» TASK INSTRUCTIONS:
Repeat the material exactly, leaving nothing out.

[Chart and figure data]
┌────────

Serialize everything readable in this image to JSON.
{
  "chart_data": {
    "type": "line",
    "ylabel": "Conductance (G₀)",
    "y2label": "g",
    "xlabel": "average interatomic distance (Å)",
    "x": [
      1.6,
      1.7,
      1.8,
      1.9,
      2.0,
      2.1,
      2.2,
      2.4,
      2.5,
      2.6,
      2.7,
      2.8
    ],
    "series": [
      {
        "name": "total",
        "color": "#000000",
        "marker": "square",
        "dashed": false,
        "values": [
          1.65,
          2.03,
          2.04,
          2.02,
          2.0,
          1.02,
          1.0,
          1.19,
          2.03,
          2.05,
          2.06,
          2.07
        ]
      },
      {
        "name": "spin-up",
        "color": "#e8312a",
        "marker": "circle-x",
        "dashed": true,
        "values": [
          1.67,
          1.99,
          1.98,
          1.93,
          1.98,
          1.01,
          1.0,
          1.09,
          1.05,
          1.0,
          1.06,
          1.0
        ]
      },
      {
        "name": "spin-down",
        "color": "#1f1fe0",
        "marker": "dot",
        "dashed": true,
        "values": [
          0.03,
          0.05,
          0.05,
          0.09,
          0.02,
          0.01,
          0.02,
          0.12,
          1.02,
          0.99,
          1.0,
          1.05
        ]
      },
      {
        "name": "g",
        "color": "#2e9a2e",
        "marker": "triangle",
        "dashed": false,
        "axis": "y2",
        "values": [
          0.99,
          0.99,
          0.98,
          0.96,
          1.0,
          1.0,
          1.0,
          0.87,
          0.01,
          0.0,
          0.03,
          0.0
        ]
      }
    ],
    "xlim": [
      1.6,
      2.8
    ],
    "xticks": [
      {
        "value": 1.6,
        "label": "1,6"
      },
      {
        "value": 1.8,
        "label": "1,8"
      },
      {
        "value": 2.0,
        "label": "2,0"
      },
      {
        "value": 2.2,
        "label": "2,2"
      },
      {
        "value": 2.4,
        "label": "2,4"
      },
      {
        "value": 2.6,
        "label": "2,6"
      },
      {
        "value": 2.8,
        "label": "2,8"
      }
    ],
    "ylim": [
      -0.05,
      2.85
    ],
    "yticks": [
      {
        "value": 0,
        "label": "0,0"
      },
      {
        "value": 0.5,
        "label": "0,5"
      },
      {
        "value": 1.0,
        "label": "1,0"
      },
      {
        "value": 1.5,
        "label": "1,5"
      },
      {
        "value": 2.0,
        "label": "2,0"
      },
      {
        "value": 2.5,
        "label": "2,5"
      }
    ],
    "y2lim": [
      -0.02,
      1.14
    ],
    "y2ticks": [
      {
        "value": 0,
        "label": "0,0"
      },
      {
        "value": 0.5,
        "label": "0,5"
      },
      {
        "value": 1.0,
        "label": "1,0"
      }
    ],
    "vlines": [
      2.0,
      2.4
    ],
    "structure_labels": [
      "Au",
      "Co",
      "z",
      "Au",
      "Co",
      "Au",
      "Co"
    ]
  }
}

└────────

» WRITTEN SOLUTION:
Serialize everything readable in this image to JSON.
{
  "chart_data": {
    "type": "line",
    "ylabel": "Conductance (G₀)",
    "y2label": "g",
    "xlabel": "average interatomic distance (Å)",
    "x": [
      1.6,
      1.7,
      1.8,
      1.9,
      2.0,
      2.1,
      2.2,
      2.4,
      2.5,
      2.6,
      2.7,
      2.8
    ],
    "series": [
      {
        "name": "total",
        "color": "#000000",
        "marker": "square",
        "dashed": false,
        "values": [
          1.65,
          2.03,
          2.04,
          2.02,
          2.0,
          1.02,
          1.0,
          1.19,
          2.03,
          2.05,
          2.06,
          2.07
        ]
      },
      {
        "name": "spin-up",
        "color": "#e8312a",
        "marker": "circle-x",
        "dashed": true,
        "values": [
          1.67,
          1.99,
          1.98,
          1.93,
          1.98,
          1.01,
          1.0,
          1.09,
          1.05,
          1.0,
          1.06,
          1.0
        ]
      },
      {
        "name": "spin-down",
        "color": "#1f1fe0",
        "marker": "dot",
        "dashed": true,
        "values": [
          0.03,
          0.05,
          0.05,
          0.09,
          0.02,
          0.01,
          0.02,
          0.12,
          1.02,
          0.99,
          1.0,
          1.05
        ]
      },
      {
        "name": "g",
        "color": "#2e9a2e",
        "marker": "triangle",
        "dashed": false,
        "axis": "y2",
        "values": [
          0.99,
          0.99,
          0.98,
          0.96,
          1.0,
          1.0,
          1.0,
          0.87,
          0.01,
          0.0,
          0.03,
          0.0
        ]
      }
    ],
    "xlim": [
      1.6,
      2.8
    ],
    "xticks": [
      {
        "value": 1.6,
        "label": "1,6"
      },
      {
        "value": 1.8,
        "label": "1,8"
      },
      {
        "value": 2.0,
        "label": "2,0"
      },
      {
        "value": 2.2,
        "label": "2,2"
      },
      {
        "value": 2.4,
        "label": "2,4"
      },
      {
        "value": 2.6,
        "label": "2,6"
      },
      {
        "value": 2.8,
        "label": "2,8"
      }
    ],
    "ylim": [
      -0.05,
      2.85
    ],
    "yticks": [
      {
        "value": 0,
        "label": "0,0"
      },
      {
        "value": 0.5,
        "label": "0,5"
      },
      {
        "value": 1.0,
        "label": "1,0"
      },
      {
        "value": 1.5,
        "label": "1,5"
      },
      {
        "value": 2.0,
        "label": "2,0"
      },
      {
        "value": 2.5,
        "label": "2,5"
      }
    ],
    "y2lim": [
      -0.02,
      1.14
    ],
    "y2ticks": [
      {
        "value": 0,
        "label": "0,0"
      },
      {
        "value": 0.5,
        "label": "0,5"
      },
      {
        "value": 1.0,
        "label": "1,0"
      }
    ],
    "vlines": [
      2.0,
      2.4
    ],
    "structure_labels": [
      "Au",
      "Co",
      "z",
      "Au",
      "Co",
      "Au",
      "Co"
    ]
  }
}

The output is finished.